• **WORK TO COMPLETE**
Reproduce the listing below in full and without alteration, apart from its pictures.

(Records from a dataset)

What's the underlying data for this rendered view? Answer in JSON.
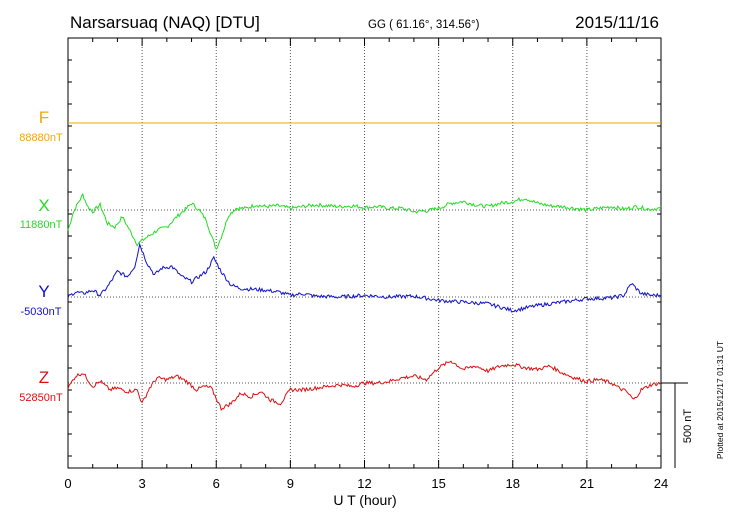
{
  "header": {
    "station": "Narsarsuaq (NAQ)  [DTU]",
    "coords": "GG ( 61.16°, 314.56°)",
    "date": "2015/11/16"
  },
  "footer": {
    "plotted": "Plotted at 2015/12/17 01:31  UT"
  },
  "colors": {
    "F": "#f0a800",
    "X": "#22dd22",
    "Y": "#1010cc",
    "Z": "#dd1010",
    "axis": "#000000",
    "grid": "#444444"
  },
  "chart_data": {
    "type": "line",
    "title": "",
    "xlabel": "U T (hour)",
    "xlim": [
      0,
      24
    ],
    "xticks": [
      "0",
      "3",
      "6",
      "9",
      "12",
      "15",
      "18",
      "21",
      "24"
    ],
    "scale_bar": {
      "label": "500 nT",
      "nT": 500
    },
    "grid": true,
    "series": [
      {
        "name": "F",
        "baseline_label": "88880nT",
        "color": "#f0a800",
        "x": [
          0,
          24
        ],
        "values": [
          0,
          0
        ]
      },
      {
        "name": "X",
        "baseline_label": "11880nT",
        "color": "#22dd22",
        "x": [
          0,
          0.2,
          0.4,
          0.6,
          0.8,
          1.0,
          1.3,
          1.6,
          1.9,
          2.2,
          2.5,
          2.8,
          3.0,
          3.3,
          3.6,
          4.0,
          4.4,
          4.8,
          5.0,
          5.3,
          5.6,
          5.8,
          6.0,
          6.2,
          6.5,
          6.8,
          7.2,
          7.6,
          8.0,
          8.5,
          9.0,
          9.5,
          10,
          10.5,
          11,
          11.5,
          12,
          12.5,
          13,
          13.5,
          14,
          14.5,
          15,
          15.5,
          16,
          16.5,
          17,
          17.5,
          18,
          18.5,
          19,
          19.5,
          20,
          20.5,
          21,
          21.5,
          22,
          22.5,
          23,
          23.5,
          24
        ],
        "values": [
          -120,
          -20,
          40,
          90,
          20,
          -10,
          30,
          -80,
          -100,
          -40,
          -120,
          -200,
          -180,
          -150,
          -120,
          -100,
          -40,
          10,
          40,
          0,
          -60,
          -150,
          -230,
          -160,
          -30,
          10,
          10,
          30,
          20,
          25,
          10,
          20,
          30,
          25,
          20,
          25,
          15,
          20,
          10,
          10,
          -10,
          -5,
          10,
          40,
          50,
          30,
          20,
          40,
          50,
          70,
          40,
          25,
          20,
          10,
          0,
          10,
          20,
          5,
          20,
          5,
          10
        ]
      },
      {
        "name": "Y",
        "baseline_label": "-5030nT",
        "color": "#1010cc",
        "x": [
          0,
          0.3,
          0.6,
          1.0,
          1.3,
          1.6,
          2.0,
          2.4,
          2.7,
          2.9,
          3.2,
          3.5,
          3.8,
          4.2,
          4.6,
          5.0,
          5.3,
          5.6,
          5.9,
          6.2,
          6.6,
          7.0,
          7.5,
          8.0,
          8.5,
          9.0,
          9.5,
          10,
          11,
          12,
          13,
          14,
          15,
          16,
          17,
          18,
          19,
          20,
          21,
          22,
          22.5,
          22.8,
          23.2,
          23.6,
          24
        ],
        "values": [
          0,
          30,
          20,
          40,
          10,
          60,
          150,
          120,
          180,
          310,
          200,
          130,
          170,
          180,
          120,
          90,
          120,
          150,
          230,
          150,
          70,
          50,
          45,
          40,
          30,
          10,
          20,
          5,
          0,
          10,
          0,
          5,
          -20,
          -30,
          -40,
          -80,
          -50,
          -30,
          -10,
          -5,
          10,
          80,
          20,
          10,
          10
        ]
      },
      {
        "name": "Z",
        "baseline_label": "52850nT",
        "color": "#dd1010",
        "x": [
          0,
          0.3,
          0.6,
          1.0,
          1.3,
          1.7,
          2.0,
          2.4,
          2.8,
          3.0,
          3.3,
          3.6,
          4.0,
          4.4,
          4.8,
          5.2,
          5.5,
          5.8,
          6.2,
          6.6,
          7.0,
          7.4,
          7.8,
          8.2,
          8.6,
          9.0,
          9.5,
          10,
          10.5,
          11,
          11.5,
          12,
          12.5,
          13,
          13.5,
          14,
          14.5,
          15,
          15.5,
          16,
          16.5,
          17,
          17.5,
          18,
          18.5,
          19,
          19.5,
          20,
          20.5,
          21,
          21.5,
          22,
          22.3,
          22.6,
          22.9,
          23.2,
          23.6,
          24
        ],
        "values": [
          -30,
          40,
          60,
          -20,
          10,
          -40,
          -30,
          -50,
          -40,
          -120,
          -30,
          30,
          20,
          40,
          10,
          -40,
          -20,
          -30,
          -150,
          -120,
          -60,
          -80,
          -50,
          -100,
          -120,
          -40,
          -40,
          -30,
          -20,
          -10,
          -20,
          0,
          0,
          10,
          30,
          40,
          20,
          90,
          130,
          80,
          100,
          70,
          100,
          110,
          90,
          80,
          100,
          60,
          30,
          10,
          20,
          0,
          -30,
          -50,
          -100,
          -40,
          -10,
          0
        ]
      }
    ]
  }
}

• **CORRECT RESULT**
What's the underlying data for this rendered view? Answer in JSON.
{
  "header": {
    "station": "Narsarsuaq (NAQ)  [DTU]",
    "coords": "GG ( 61.16°, 314.56°)",
    "date": "2015/11/16"
  },
  "footer": {
    "plotted": "Plotted at 2015/12/17 01:31  UT"
  },
  "colors": {
    "F": "#f0a800",
    "X": "#22dd22",
    "Y": "#1010cc",
    "Z": "#dd1010",
    "axis": "#000000",
    "grid": "#444444"
  },
  "chart_data": {
    "type": "line",
    "title": "",
    "xlabel": "U T (hour)",
    "xlim": [
      0,
      24
    ],
    "xticks": [
      "0",
      "3",
      "6",
      "9",
      "12",
      "15",
      "18",
      "21",
      "24"
    ],
    "scale_bar": {
      "label": "500 nT",
      "nT": 500
    },
    "grid": true,
    "series": [
      {
        "name": "F",
        "baseline_label": "88880nT",
        "color": "#f0a800",
        "x": [
          0,
          24
        ],
        "values": [
          0,
          0
        ]
      },
      {
        "name": "X",
        "baseline_label": "11880nT",
        "color": "#22dd22",
        "x": [
          0,
          0.2,
          0.4,
          0.6,
          0.8,
          1.0,
          1.3,
          1.6,
          1.9,
          2.2,
          2.5,
          2.8,
          3.0,
          3.3,
          3.6,
          4.0,
          4.4,
          4.8,
          5.0,
          5.3,
          5.6,
          5.8,
          6.0,
          6.2,
          6.5,
          6.8,
          7.2,
          7.6,
          8.0,
          8.5,
          9.0,
          9.5,
          10,
          10.5,
          11,
          11.5,
          12,
          12.5,
          13,
          13.5,
          14,
          14.5,
          15,
          15.5,
          16,
          16.5,
          17,
          17.5,
          18,
          18.5,
          19,
          19.5,
          20,
          20.5,
          21,
          21.5,
          22,
          22.5,
          23,
          23.5,
          24
        ],
        "values": [
          -120,
          -20,
          40,
          90,
          20,
          -10,
          30,
          -80,
          -100,
          -40,
          -120,
          -200,
          -180,
          -150,
          -120,
          -100,
          -40,
          10,
          40,
          0,
          -60,
          -150,
          -230,
          -160,
          -30,
          10,
          10,
          30,
          20,
          25,
          10,
          20,
          30,
          25,
          20,
          25,
          15,
          20,
          10,
          10,
          -10,
          -5,
          10,
          40,
          50,
          30,
          20,
          40,
          50,
          70,
          40,
          25,
          20,
          10,
          0,
          10,
          20,
          5,
          20,
          5,
          10
        ]
      },
      {
        "name": "Y",
        "baseline_label": "-5030nT",
        "color": "#1010cc",
        "x": [
          0,
          0.3,
          0.6,
          1.0,
          1.3,
          1.6,
          2.0,
          2.4,
          2.7,
          2.9,
          3.2,
          3.5,
          3.8,
          4.2,
          4.6,
          5.0,
          5.3,
          5.6,
          5.9,
          6.2,
          6.6,
          7.0,
          7.5,
          8.0,
          8.5,
          9.0,
          9.5,
          10,
          11,
          12,
          13,
          14,
          15,
          16,
          17,
          18,
          19,
          20,
          21,
          22,
          22.5,
          22.8,
          23.2,
          23.6,
          24
        ],
        "values": [
          0,
          30,
          20,
          40,
          10,
          60,
          150,
          120,
          180,
          310,
          200,
          130,
          170,
          180,
          120,
          90,
          120,
          150,
          230,
          150,
          70,
          50,
          45,
          40,
          30,
          10,
          20,
          5,
          0,
          10,
          0,
          5,
          -20,
          -30,
          -40,
          -80,
          -50,
          -30,
          -10,
          -5,
          10,
          80,
          20,
          10,
          10
        ]
      },
      {
        "name": "Z",
        "baseline_label": "52850nT",
        "color": "#dd1010",
        "x": [
          0,
          0.3,
          0.6,
          1.0,
          1.3,
          1.7,
          2.0,
          2.4,
          2.8,
          3.0,
          3.3,
          3.6,
          4.0,
          4.4,
          4.8,
          5.2,
          5.5,
          5.8,
          6.2,
          6.6,
          7.0,
          7.4,
          7.8,
          8.2,
          8.6,
          9.0,
          9.5,
          10,
          10.5,
          11,
          11.5,
          12,
          12.5,
          13,
          13.5,
          14,
          14.5,
          15,
          15.5,
          16,
          16.5,
          17,
          17.5,
          18,
          18.5,
          19,
          19.5,
          20,
          20.5,
          21,
          21.5,
          22,
          22.3,
          22.6,
          22.9,
          23.2,
          23.6,
          24
        ],
        "values": [
          -30,
          40,
          60,
          -20,
          10,
          -40,
          -30,
          -50,
          -40,
          -120,
          -30,
          30,
          20,
          40,
          10,
          -40,
          -20,
          -30,
          -150,
          -120,
          -60,
          -80,
          -50,
          -100,
          -120,
          -40,
          -40,
          -30,
          -20,
          -10,
          -20,
          0,
          0,
          10,
          30,
          40,
          20,
          90,
          130,
          80,
          100,
          70,
          100,
          110,
          90,
          80,
          100,
          60,
          30,
          10,
          20,
          0,
          -30,
          -50,
          -100,
          -40,
          -10,
          0
        ]
      }
    ]
  }
}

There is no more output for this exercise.